## EXERCISE GOAL
Without the pictures, print each of the records below exactly as it appears.

## PROVIDED DATA
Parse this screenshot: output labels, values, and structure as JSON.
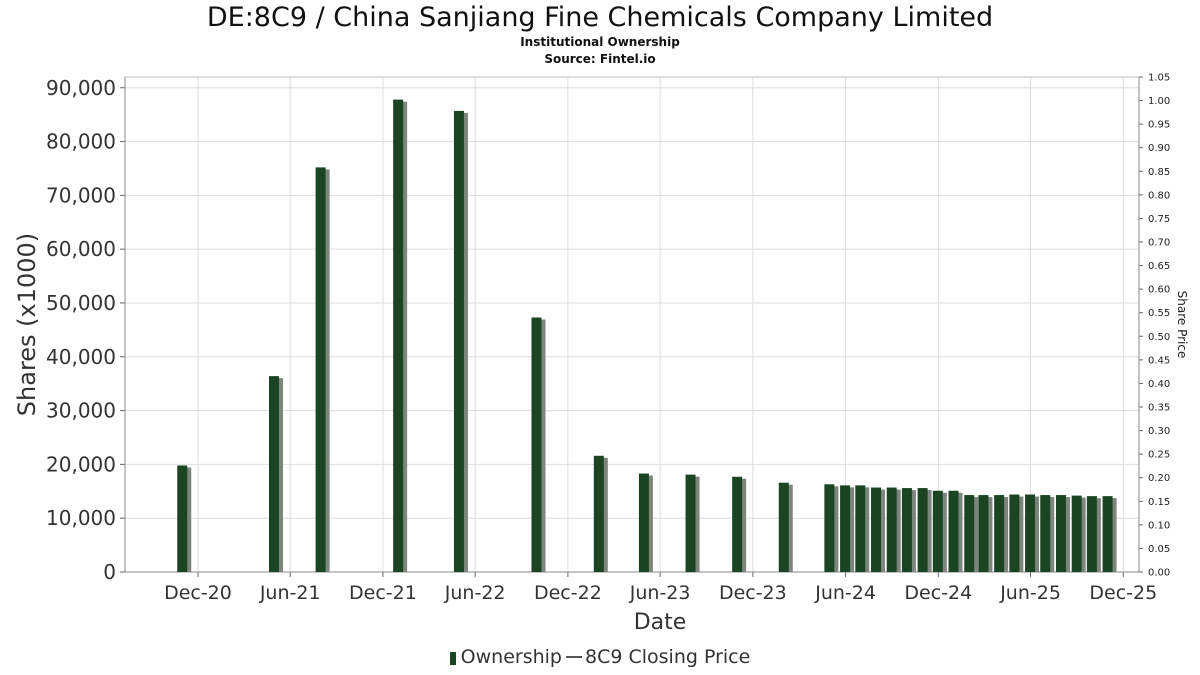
{
  "chart_data": {
    "type": "bar",
    "title": "DE:8C9 / China Sanjiang Fine Chemicals Company Limited",
    "subtitle_lines": [
      "Institutional Ownership",
      "Source: Fintel.io"
    ],
    "xlabel": "Date",
    "ylabel": "Shares (x1000)",
    "y2label": "Share Price",
    "ylim": [
      0,
      92000
    ],
    "y2lim": [
      0,
      1.05
    ],
    "yticks": [
      "0",
      "10,000",
      "20,000",
      "30,000",
      "40,000",
      "50,000",
      "60,000",
      "70,000",
      "80,000",
      "90,000"
    ],
    "y2ticks": [
      "0.00",
      "0.05",
      "0.10",
      "0.15",
      "0.20",
      "0.25",
      "0.30",
      "0.35",
      "0.40",
      "0.45",
      "0.50",
      "0.55",
      "0.60",
      "0.65",
      "0.70",
      "0.75",
      "0.80",
      "0.85",
      "0.90",
      "0.95",
      "1.00",
      "1.05"
    ],
    "xticks": [
      {
        "label": "Dec-20",
        "date": "2020-12-01"
      },
      {
        "label": "Jun-21",
        "date": "2021-06-01"
      },
      {
        "label": "Dec-21",
        "date": "2021-12-01"
      },
      {
        "label": "Jun-22",
        "date": "2022-06-01"
      },
      {
        "label": "Dec-22",
        "date": "2022-12-01"
      },
      {
        "label": "Jun-23",
        "date": "2023-06-01"
      },
      {
        "label": "Dec-23",
        "date": "2023-12-01"
      },
      {
        "label": "Jun-24",
        "date": "2024-06-01"
      },
      {
        "label": "Dec-24",
        "date": "2024-12-01"
      },
      {
        "label": "Jun-25",
        "date": "2025-06-01"
      },
      {
        "label": "Dec-25",
        "date": "2025-12-01"
      }
    ],
    "series": [
      {
        "name": "Ownership",
        "color": "#1b4423",
        "points": [
          {
            "date": "2020-10-31",
            "value": 19800
          },
          {
            "date": "2021-04-30",
            "value": 36400
          },
          {
            "date": "2021-07-31",
            "value": 75200
          },
          {
            "date": "2021-12-31",
            "value": 87800
          },
          {
            "date": "2022-04-30",
            "value": 85700
          },
          {
            "date": "2022-09-30",
            "value": 47300
          },
          {
            "date": "2023-01-31",
            "value": 21600
          },
          {
            "date": "2023-04-30",
            "value": 18300
          },
          {
            "date": "2023-07-31",
            "value": 18100
          },
          {
            "date": "2023-10-31",
            "value": 17700
          },
          {
            "date": "2024-01-31",
            "value": 16600
          },
          {
            "date": "2024-04-30",
            "value": 16300
          },
          {
            "date": "2024-05-31",
            "value": 16100
          },
          {
            "date": "2024-06-30",
            "value": 16100
          },
          {
            "date": "2024-07-31",
            "value": 15700
          },
          {
            "date": "2024-08-31",
            "value": 15700
          },
          {
            "date": "2024-09-30",
            "value": 15600
          },
          {
            "date": "2024-10-31",
            "value": 15600
          },
          {
            "date": "2024-11-30",
            "value": 15100
          },
          {
            "date": "2024-12-31",
            "value": 15100
          },
          {
            "date": "2025-01-31",
            "value": 14300
          },
          {
            "date": "2025-02-28",
            "value": 14300
          },
          {
            "date": "2025-03-31",
            "value": 14300
          },
          {
            "date": "2025-04-30",
            "value": 14400
          },
          {
            "date": "2025-05-31",
            "value": 14400
          },
          {
            "date": "2025-06-30",
            "value": 14300
          },
          {
            "date": "2025-07-31",
            "value": 14300
          },
          {
            "date": "2025-08-31",
            "value": 14200
          },
          {
            "date": "2025-09-30",
            "value": 14100
          },
          {
            "date": "2025-10-31",
            "value": 14100
          }
        ]
      },
      {
        "name": "8C9 Closing Price",
        "color": "#555555",
        "points": []
      }
    ],
    "grid": true,
    "legend_position": "bottom-center"
  },
  "legend": {
    "ownership_label": "Ownership",
    "price_label": "8C9 Closing Price"
  }
}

## EXERCISE OUTPUT
Parse this screenshot: output labels, values, and structure as JSON.
{
  "chart_data": {
    "type": "bar",
    "title": "DE:8C9 / China Sanjiang Fine Chemicals Company Limited",
    "subtitle_lines": [
      "Institutional Ownership",
      "Source: Fintel.io"
    ],
    "xlabel": "Date",
    "ylabel": "Shares (x1000)",
    "y2label": "Share Price",
    "ylim": [
      0,
      92000
    ],
    "y2lim": [
      0,
      1.05
    ],
    "yticks": [
      "0",
      "10,000",
      "20,000",
      "30,000",
      "40,000",
      "50,000",
      "60,000",
      "70,000",
      "80,000",
      "90,000"
    ],
    "y2ticks": [
      "0.00",
      "0.05",
      "0.10",
      "0.15",
      "0.20",
      "0.25",
      "0.30",
      "0.35",
      "0.40",
      "0.45",
      "0.50",
      "0.55",
      "0.60",
      "0.65",
      "0.70",
      "0.75",
      "0.80",
      "0.85",
      "0.90",
      "0.95",
      "1.00",
      "1.05"
    ],
    "xticks": [
      {
        "label": "Dec-20",
        "date": "2020-12-01"
      },
      {
        "label": "Jun-21",
        "date": "2021-06-01"
      },
      {
        "label": "Dec-21",
        "date": "2021-12-01"
      },
      {
        "label": "Jun-22",
        "date": "2022-06-01"
      },
      {
        "label": "Dec-22",
        "date": "2022-12-01"
      },
      {
        "label": "Jun-23",
        "date": "2023-06-01"
      },
      {
        "label": "Dec-23",
        "date": "2023-12-01"
      },
      {
        "label": "Jun-24",
        "date": "2024-06-01"
      },
      {
        "label": "Dec-24",
        "date": "2024-12-01"
      },
      {
        "label": "Jun-25",
        "date": "2025-06-01"
      },
      {
        "label": "Dec-25",
        "date": "2025-12-01"
      }
    ],
    "series": [
      {
        "name": "Ownership",
        "color": "#1b4423",
        "points": [
          {
            "date": "2020-10-31",
            "value": 19800
          },
          {
            "date": "2021-04-30",
            "value": 36400
          },
          {
            "date": "2021-07-31",
            "value": 75200
          },
          {
            "date": "2021-12-31",
            "value": 87800
          },
          {
            "date": "2022-04-30",
            "value": 85700
          },
          {
            "date": "2022-09-30",
            "value": 47300
          },
          {
            "date": "2023-01-31",
            "value": 21600
          },
          {
            "date": "2023-04-30",
            "value": 18300
          },
          {
            "date": "2023-07-31",
            "value": 18100
          },
          {
            "date": "2023-10-31",
            "value": 17700
          },
          {
            "date": "2024-01-31",
            "value": 16600
          },
          {
            "date": "2024-04-30",
            "value": 16300
          },
          {
            "date": "2024-05-31",
            "value": 16100
          },
          {
            "date": "2024-06-30",
            "value": 16100
          },
          {
            "date": "2024-07-31",
            "value": 15700
          },
          {
            "date": "2024-08-31",
            "value": 15700
          },
          {
            "date": "2024-09-30",
            "value": 15600
          },
          {
            "date": "2024-10-31",
            "value": 15600
          },
          {
            "date": "2024-11-30",
            "value": 15100
          },
          {
            "date": "2024-12-31",
            "value": 15100
          },
          {
            "date": "2025-01-31",
            "value": 14300
          },
          {
            "date": "2025-02-28",
            "value": 14300
          },
          {
            "date": "2025-03-31",
            "value": 14300
          },
          {
            "date": "2025-04-30",
            "value": 14400
          },
          {
            "date": "2025-05-31",
            "value": 14400
          },
          {
            "date": "2025-06-30",
            "value": 14300
          },
          {
            "date": "2025-07-31",
            "value": 14300
          },
          {
            "date": "2025-08-31",
            "value": 14200
          },
          {
            "date": "2025-09-30",
            "value": 14100
          },
          {
            "date": "2025-10-31",
            "value": 14100
          }
        ]
      },
      {
        "name": "8C9 Closing Price",
        "color": "#555555",
        "points": []
      }
    ],
    "grid": true,
    "legend_position": "bottom-center"
  },
  "legend": {
    "ownership_label": "Ownership",
    "price_label": "8C9 Closing Price"
  }
}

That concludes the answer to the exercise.